> Exercise:
In the listing below, locate the lines that hold the string "effet". Copy those lines.

===== Available data =====

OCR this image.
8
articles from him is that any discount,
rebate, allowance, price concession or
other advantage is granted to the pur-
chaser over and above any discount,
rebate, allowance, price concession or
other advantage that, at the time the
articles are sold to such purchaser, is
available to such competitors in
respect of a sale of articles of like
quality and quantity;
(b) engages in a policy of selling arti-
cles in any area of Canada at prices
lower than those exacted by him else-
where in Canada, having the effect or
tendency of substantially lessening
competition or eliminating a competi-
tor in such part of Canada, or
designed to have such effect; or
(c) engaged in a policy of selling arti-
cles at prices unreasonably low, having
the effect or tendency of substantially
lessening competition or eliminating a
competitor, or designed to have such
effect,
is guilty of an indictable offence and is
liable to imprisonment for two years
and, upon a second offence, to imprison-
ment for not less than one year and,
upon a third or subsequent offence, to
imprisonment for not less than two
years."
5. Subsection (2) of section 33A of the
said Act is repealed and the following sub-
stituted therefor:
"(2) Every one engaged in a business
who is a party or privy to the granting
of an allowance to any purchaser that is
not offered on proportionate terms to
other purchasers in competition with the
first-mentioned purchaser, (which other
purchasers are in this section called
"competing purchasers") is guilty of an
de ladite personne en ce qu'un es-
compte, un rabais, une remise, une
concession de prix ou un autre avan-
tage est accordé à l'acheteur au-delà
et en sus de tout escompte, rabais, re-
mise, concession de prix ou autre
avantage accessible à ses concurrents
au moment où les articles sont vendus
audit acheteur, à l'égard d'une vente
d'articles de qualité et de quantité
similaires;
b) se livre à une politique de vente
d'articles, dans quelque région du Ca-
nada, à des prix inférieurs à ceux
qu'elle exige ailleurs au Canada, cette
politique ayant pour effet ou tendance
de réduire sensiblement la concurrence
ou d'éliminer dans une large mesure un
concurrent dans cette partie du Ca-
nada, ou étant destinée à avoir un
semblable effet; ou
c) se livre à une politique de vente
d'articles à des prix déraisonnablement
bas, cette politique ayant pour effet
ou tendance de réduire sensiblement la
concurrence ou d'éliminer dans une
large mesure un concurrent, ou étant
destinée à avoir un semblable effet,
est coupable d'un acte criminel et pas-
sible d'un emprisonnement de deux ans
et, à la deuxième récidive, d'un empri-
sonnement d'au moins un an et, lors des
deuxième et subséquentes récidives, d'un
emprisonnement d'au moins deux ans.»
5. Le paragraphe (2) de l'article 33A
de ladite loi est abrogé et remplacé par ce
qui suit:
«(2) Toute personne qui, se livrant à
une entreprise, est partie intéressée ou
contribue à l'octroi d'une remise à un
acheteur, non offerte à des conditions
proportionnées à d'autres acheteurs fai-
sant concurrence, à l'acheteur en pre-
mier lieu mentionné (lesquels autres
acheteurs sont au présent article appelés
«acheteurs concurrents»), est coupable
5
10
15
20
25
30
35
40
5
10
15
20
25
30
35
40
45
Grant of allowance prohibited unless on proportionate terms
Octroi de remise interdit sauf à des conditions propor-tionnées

=====

> Task answer:
politique ayant pour effet ou tendance
semblable effet; ou
bas, cette politique ayant pour effet
destinée à avoir un semblable effet,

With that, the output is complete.